Start of RECORDS FOR PROCESSING
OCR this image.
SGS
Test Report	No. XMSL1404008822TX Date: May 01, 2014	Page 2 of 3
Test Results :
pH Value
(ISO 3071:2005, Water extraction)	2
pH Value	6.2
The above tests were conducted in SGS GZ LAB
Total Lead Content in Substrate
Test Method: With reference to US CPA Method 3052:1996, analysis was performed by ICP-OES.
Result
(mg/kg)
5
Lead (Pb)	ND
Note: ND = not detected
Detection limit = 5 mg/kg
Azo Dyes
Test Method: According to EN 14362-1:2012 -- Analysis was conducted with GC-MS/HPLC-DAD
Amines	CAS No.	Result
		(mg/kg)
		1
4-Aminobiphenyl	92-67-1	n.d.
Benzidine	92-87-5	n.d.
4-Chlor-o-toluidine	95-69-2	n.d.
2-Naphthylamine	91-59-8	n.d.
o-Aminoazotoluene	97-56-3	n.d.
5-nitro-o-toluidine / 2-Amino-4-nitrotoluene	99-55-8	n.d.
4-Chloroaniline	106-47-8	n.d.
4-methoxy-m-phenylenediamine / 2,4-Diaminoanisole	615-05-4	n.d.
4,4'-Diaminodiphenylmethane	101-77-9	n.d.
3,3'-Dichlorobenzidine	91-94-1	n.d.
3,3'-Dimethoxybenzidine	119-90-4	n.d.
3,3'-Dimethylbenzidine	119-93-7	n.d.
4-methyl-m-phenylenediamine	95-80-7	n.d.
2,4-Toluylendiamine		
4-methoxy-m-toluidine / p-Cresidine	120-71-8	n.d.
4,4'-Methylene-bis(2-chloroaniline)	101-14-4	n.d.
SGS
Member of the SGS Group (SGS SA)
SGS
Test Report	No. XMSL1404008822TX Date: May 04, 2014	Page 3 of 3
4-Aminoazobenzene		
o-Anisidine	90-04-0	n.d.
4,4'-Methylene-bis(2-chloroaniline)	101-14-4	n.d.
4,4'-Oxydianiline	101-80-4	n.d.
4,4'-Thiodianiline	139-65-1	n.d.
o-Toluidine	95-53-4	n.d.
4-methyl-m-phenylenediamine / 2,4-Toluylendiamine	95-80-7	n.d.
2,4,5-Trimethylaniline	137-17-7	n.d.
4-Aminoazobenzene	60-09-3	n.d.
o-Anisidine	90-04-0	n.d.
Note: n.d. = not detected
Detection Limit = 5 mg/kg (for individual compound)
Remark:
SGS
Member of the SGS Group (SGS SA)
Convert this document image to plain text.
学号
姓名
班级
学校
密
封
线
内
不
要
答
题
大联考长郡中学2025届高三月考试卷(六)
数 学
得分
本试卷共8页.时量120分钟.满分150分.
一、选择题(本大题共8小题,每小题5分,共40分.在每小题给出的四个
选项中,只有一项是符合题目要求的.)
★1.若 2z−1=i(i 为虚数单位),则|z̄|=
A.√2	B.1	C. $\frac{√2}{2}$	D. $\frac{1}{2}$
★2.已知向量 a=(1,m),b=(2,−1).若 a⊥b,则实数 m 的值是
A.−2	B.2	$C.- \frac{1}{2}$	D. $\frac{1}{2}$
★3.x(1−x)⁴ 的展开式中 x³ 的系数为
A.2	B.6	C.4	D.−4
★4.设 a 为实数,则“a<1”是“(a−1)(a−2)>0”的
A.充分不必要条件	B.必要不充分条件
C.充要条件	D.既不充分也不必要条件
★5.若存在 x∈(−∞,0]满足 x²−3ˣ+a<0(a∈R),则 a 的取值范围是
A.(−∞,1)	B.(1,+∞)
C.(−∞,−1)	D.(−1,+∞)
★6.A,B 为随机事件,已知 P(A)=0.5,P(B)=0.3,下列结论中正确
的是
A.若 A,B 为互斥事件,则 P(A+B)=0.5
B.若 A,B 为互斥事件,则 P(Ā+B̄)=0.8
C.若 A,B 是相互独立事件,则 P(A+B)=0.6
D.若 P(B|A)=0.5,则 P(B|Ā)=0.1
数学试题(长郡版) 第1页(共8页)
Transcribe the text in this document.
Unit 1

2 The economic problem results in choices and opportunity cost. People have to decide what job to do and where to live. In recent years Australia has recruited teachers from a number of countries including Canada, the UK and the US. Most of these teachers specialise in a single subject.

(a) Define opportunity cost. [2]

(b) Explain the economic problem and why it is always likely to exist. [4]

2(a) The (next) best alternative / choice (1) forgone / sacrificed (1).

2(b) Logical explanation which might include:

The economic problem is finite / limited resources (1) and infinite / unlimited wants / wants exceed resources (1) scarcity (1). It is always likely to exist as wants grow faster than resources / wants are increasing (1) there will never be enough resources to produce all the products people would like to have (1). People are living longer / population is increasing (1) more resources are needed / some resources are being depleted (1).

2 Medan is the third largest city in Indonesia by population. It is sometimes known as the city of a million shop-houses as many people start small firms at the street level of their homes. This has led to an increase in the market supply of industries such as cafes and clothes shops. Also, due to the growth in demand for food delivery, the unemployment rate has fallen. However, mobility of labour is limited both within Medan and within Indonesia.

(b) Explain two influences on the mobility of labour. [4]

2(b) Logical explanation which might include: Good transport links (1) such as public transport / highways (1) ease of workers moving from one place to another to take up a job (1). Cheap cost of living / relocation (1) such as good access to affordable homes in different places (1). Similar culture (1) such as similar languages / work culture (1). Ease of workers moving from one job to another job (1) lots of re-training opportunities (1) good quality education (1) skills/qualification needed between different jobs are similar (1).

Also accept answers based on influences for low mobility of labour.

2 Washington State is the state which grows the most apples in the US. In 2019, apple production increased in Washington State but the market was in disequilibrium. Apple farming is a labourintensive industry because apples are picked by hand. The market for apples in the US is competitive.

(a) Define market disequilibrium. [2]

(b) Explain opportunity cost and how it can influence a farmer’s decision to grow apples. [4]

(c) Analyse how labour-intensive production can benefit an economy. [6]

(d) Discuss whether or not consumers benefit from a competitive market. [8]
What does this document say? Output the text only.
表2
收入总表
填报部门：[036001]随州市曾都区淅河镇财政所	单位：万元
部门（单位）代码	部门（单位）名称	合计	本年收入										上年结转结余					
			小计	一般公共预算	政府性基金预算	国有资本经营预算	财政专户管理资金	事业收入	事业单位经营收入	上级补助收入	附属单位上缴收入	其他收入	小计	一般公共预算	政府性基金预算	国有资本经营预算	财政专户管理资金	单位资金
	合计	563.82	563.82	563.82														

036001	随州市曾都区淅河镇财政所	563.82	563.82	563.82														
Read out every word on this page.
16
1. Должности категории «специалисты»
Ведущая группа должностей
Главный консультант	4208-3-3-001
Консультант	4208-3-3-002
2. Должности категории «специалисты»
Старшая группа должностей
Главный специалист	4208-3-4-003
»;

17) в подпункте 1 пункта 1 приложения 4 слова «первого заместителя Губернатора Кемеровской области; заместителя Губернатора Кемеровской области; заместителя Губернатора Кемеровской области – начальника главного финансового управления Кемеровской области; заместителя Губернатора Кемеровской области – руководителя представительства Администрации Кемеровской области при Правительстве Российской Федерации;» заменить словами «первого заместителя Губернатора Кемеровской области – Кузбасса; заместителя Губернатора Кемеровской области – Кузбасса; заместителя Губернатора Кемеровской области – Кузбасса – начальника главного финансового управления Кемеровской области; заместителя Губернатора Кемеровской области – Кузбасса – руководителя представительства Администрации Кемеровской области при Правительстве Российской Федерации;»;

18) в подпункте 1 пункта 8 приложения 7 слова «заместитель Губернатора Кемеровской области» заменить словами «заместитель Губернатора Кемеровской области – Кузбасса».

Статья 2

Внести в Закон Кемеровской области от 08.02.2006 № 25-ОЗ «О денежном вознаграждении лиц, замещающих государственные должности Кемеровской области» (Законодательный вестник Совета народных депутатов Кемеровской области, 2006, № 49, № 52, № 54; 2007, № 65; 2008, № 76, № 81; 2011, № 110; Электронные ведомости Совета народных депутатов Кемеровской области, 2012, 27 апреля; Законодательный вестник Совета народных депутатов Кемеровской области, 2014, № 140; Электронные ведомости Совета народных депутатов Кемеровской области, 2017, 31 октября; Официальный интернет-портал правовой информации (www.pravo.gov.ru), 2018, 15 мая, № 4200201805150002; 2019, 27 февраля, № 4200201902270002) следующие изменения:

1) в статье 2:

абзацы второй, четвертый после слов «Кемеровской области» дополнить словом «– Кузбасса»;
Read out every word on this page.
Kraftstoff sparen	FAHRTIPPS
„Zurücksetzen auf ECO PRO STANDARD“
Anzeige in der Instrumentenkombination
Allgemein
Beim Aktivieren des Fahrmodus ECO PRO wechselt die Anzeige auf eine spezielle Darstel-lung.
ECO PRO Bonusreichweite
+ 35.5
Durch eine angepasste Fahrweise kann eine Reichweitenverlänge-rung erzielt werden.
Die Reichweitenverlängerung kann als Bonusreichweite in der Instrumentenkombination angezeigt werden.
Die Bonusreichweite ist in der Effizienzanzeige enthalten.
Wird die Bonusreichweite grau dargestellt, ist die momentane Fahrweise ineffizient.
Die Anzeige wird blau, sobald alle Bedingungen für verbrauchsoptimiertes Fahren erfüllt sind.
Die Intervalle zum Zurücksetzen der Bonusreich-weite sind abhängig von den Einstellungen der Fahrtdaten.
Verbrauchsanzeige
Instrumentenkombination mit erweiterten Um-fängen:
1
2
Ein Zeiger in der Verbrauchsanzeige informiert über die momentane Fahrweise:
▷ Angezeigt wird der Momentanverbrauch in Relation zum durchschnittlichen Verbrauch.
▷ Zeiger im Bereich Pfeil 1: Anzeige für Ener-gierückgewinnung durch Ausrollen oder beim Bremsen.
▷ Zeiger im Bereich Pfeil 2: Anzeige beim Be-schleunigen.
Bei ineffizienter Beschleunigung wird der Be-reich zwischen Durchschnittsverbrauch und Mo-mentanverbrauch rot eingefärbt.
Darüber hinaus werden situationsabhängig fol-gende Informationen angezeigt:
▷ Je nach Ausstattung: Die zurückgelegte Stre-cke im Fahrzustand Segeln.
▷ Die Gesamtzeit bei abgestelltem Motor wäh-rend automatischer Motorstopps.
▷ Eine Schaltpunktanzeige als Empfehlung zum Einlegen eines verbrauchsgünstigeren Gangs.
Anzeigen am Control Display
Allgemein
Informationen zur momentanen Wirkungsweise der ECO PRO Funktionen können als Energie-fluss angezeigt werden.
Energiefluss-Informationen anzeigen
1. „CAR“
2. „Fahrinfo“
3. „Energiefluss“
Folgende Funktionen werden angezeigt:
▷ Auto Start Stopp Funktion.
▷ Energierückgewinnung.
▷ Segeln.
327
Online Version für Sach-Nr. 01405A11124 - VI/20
End of RECORDS FOR PROCESSING
### EXERCISE REQUIREMENTS
Which lines contain the word "likely"? Copy each of them.

### SOLUTION
(b) Explain the economic problem and why it is always likely to exist. [4]
The economic problem is finite / limited resources (1) and infinite / unlimited wants / wants exceed resources (1) scarcity (1). It is always likely to exist as wants grow faster than resources / wants are increasing (1) there will never be enough resources to produce all the products people would like to have (1). People are living longer / population is increasing (1) more resources are needed / some resources are being depleted (1).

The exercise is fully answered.